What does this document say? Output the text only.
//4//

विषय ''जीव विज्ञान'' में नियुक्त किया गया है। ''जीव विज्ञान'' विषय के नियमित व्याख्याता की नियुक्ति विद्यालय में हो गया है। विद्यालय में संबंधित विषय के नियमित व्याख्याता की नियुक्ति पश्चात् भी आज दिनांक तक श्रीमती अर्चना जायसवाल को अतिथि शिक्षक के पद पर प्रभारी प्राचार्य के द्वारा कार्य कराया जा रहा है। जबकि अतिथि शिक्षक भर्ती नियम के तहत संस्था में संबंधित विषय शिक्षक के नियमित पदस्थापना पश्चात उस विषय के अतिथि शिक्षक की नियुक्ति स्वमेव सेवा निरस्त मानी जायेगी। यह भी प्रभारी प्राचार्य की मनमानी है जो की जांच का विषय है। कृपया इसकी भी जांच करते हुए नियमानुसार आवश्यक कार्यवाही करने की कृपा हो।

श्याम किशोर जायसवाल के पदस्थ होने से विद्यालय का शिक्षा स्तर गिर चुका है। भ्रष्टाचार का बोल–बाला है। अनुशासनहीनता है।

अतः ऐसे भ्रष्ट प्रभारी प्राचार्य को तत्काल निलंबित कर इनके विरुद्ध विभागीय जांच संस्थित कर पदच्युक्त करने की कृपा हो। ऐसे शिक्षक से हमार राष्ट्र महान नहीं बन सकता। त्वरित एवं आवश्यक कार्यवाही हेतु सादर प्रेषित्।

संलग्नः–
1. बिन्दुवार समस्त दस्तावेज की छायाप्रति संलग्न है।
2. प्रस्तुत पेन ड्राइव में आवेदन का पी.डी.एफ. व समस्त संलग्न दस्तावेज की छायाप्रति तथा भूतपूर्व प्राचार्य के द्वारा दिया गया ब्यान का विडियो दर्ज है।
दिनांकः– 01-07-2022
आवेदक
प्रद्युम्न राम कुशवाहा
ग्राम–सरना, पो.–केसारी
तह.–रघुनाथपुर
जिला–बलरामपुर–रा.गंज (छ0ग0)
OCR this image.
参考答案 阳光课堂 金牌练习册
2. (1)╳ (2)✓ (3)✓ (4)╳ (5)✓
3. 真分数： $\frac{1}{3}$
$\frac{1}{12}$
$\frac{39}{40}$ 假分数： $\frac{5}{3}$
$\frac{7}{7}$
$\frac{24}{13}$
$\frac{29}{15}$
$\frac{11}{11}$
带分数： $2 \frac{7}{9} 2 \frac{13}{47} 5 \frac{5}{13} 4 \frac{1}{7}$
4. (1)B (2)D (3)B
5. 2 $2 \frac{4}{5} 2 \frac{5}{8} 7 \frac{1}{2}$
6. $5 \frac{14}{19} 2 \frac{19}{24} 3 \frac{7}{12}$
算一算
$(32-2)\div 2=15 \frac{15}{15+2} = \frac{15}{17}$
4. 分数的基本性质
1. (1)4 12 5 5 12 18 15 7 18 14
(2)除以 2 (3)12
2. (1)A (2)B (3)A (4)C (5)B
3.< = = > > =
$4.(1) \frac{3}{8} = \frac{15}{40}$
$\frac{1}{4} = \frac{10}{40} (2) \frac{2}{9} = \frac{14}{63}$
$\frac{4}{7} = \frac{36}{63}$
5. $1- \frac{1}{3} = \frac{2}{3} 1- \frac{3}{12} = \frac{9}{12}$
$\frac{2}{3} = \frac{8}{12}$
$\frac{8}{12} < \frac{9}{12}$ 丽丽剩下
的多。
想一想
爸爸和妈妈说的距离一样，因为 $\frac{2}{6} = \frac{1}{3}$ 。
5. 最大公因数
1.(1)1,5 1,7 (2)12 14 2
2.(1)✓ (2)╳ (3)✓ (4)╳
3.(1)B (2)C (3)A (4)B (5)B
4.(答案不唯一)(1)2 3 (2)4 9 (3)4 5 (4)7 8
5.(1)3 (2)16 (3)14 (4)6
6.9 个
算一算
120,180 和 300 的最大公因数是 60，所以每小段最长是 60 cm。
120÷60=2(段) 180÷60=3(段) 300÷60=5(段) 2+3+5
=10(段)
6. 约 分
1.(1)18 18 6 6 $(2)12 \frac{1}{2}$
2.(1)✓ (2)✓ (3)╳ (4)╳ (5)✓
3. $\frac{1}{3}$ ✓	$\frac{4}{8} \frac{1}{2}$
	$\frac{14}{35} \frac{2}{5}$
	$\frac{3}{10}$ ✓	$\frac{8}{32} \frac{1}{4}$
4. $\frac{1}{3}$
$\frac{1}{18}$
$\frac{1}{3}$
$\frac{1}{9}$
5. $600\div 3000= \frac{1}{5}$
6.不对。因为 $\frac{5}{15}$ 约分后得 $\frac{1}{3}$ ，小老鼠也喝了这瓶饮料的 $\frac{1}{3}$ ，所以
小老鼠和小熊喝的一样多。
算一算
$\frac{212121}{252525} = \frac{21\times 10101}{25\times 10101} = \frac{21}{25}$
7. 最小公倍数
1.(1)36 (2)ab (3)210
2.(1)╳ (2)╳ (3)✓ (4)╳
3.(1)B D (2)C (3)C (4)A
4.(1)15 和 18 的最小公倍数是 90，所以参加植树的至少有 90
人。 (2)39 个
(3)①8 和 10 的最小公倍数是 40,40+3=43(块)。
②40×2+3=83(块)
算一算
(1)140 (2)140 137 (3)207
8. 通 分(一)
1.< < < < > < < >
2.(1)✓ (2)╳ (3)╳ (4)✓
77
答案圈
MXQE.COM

---

**Exercise task:** Give the listing again, word for word.

**Problem solution:**
What does this document say? Output the text only.
//4//

विषय ''जीव विज्ञान'' में नियुक्त किया गया है। ''जीव विज्ञान'' विषय के नियमित व्याख्याता की नियुक्ति विद्यालय में हो गया है। विद्यालय में संबंधित विषय के नियमित व्याख्याता की नियुक्ति पश्चात् भी आज दिनांक तक श्रीमती अर्चना जायसवाल को अतिथि शिक्षक के पद पर प्रभारी प्राचार्य के द्वारा कार्य कराया जा रहा है। जबकि अतिथि शिक्षक भर्ती नियम के तहत संस्था में संबंधित विषय शिक्षक के नियमित पदस्थापना पश्चात उस विषय के अतिथि शिक्षक की नियुक्ति स्वमेव सेवा निरस्त मानी जायेगी। यह भी प्रभारी प्राचार्य की मनमानी है जो की जांच का विषय है। कृपया इसकी भी जांच करते हुए नियमानुसार आवश्यक कार्यवाही करने की कृपा हो।

श्याम किशोर जायसवाल के पदस्थ होने से विद्यालय का शिक्षा स्तर गिर चुका है। भ्रष्टाचार का बोल–बाला है। अनुशासनहीनता है।

अतः ऐसे भ्रष्ट प्रभारी प्राचार्य को तत्काल निलंबित कर इनके विरुद्ध विभागीय जांच संस्थित कर पदच्युक्त करने की कृपा हो। ऐसे शिक्षक से हमार राष्ट्र महान नहीं बन सकता। त्वरित एवं आवश्यक कार्यवाही हेतु सादर प्रेषित्।

संलग्नः–
1. बिन्दुवार समस्त दस्तावेज की छायाप्रति संलग्न है।
2. प्रस्तुत पेन ड्राइव में आवेदन का पी.डी.एफ. व समस्त संलग्न दस्तावेज की छायाप्रति तथा भूतपूर्व प्राचार्य के द्वारा दिया गया ब्यान का विडियो दर्ज है।
दिनांकः– 01-07-2022
आवेदक
प्रद्युम्न राम कुशवाहा
ग्राम–सरना, पो.–केसारी
तह.–रघुनाथपुर
जिला–बलरामपुर–रा.गंज (छ0ग0)
OCR this image.
参考答案 阳光课堂 金牌练习册
2. (1)╳ (2)✓ (3)✓ (4)╳ (5)✓
3. 真分数： $\frac{1}{3}$
$\frac{1}{12}$
$\frac{39}{40}$ 假分数： $\frac{5}{3}$
$\frac{7}{7}$
$\frac{24}{13}$
$\frac{29}{15}$
$\frac{11}{11}$
带分数： $2 \frac{7}{9} 2 \frac{13}{47} 5 \frac{5}{13} 4 \frac{1}{7}$
4. (1)B (2)D (3)B
5. 2 $2 \frac{4}{5} 2 \frac{5}{8} 7 \frac{1}{2}$
6. $5 \frac{14}{19} 2 \frac{19}{24} 3 \frac{7}{12}$
算一算
$(32-2)\div 2=15 \frac{15}{15+2} = \frac{15}{17}$
4. 分数的基本性质
1. (1)4 12 5 5 12 18 15 7 18 14
(2)除以 2 (3)12
2. (1)A (2)B (3)A (4)C (5)B
3.< = = > > =
$4.(1) \frac{3}{8} = \frac{15}{40}$
$\frac{1}{4} = \frac{10}{40} (2) \frac{2}{9} = \frac{14}{63}$
$\frac{4}{7} = \frac{36}{63}$
5. $1- \frac{1}{3} = \frac{2}{3} 1- \frac{3}{12} = \frac{9}{12}$
$\frac{2}{3} = \frac{8}{12}$
$\frac{8}{12} < \frac{9}{12}$ 丽丽剩下
的多。
想一想
爸爸和妈妈说的距离一样，因为 $\frac{2}{6} = \frac{1}{3}$ 。
5. 最大公因数
1.(1)1,5 1,7 (2)12 14 2
2.(1)✓ (2)╳ (3)✓ (4)╳
3.(1)B (2)C (3)A (4)B (5)B
4.(答案不唯一)(1)2 3 (2)4 9 (3)4 5 (4)7 8
5.(1)3 (2)16 (3)14 (4)6
6.9 个
算一算
120,180 和 300 的最大公因数是 60，所以每小段最长是 60 cm。
120÷60=2(段) 180÷60=3(段) 300÷60=5(段) 2+3+5
=10(段)
6. 约 分
1.(1)18 18 6 6 $(2)12 \frac{1}{2}$
2.(1)✓ (2)✓ (3)╳ (4)╳ (5)✓
3. $\frac{1}{3}$ ✓	$\frac{4}{8} \frac{1}{2}$
	$\frac{14}{35} \frac{2}{5}$
	$\frac{3}{10}$ ✓	$\frac{8}{32} \frac{1}{4}$
4. $\frac{1}{3}$
$\frac{1}{18}$
$\frac{1}{3}$
$\frac{1}{9}$
5. $600\div 3000= \frac{1}{5}$
6.不对。因为 $\frac{5}{15}$ 约分后得 $\frac{1}{3}$ ，小老鼠也喝了这瓶饮料的 $\frac{1}{3}$ ，所以
小老鼠和小熊喝的一样多。
算一算
$\frac{212121}{252525} = \frac{21\times 10101}{25\times 10101} = \frac{21}{25}$
7. 最小公倍数
1.(1)36 (2)ab (3)210
2.(1)╳ (2)╳ (3)✓ (4)╳
3.(1)B D (2)C (3)C (4)A
4.(1)15 和 18 的最小公倍数是 90，所以参加植树的至少有 90
人。 (2)39 个
(3)①8 和 10 的最小公倍数是 40,40+3=43(块)。
②40×2+3=83(块)
算一算
(1)140 (2)140 137 (3)207
8. 通 分(一)
1.< < < < > < < >
2.(1)✓ (2)╳ (3)╳ (4)✓
77
答案圈
MXQE.COM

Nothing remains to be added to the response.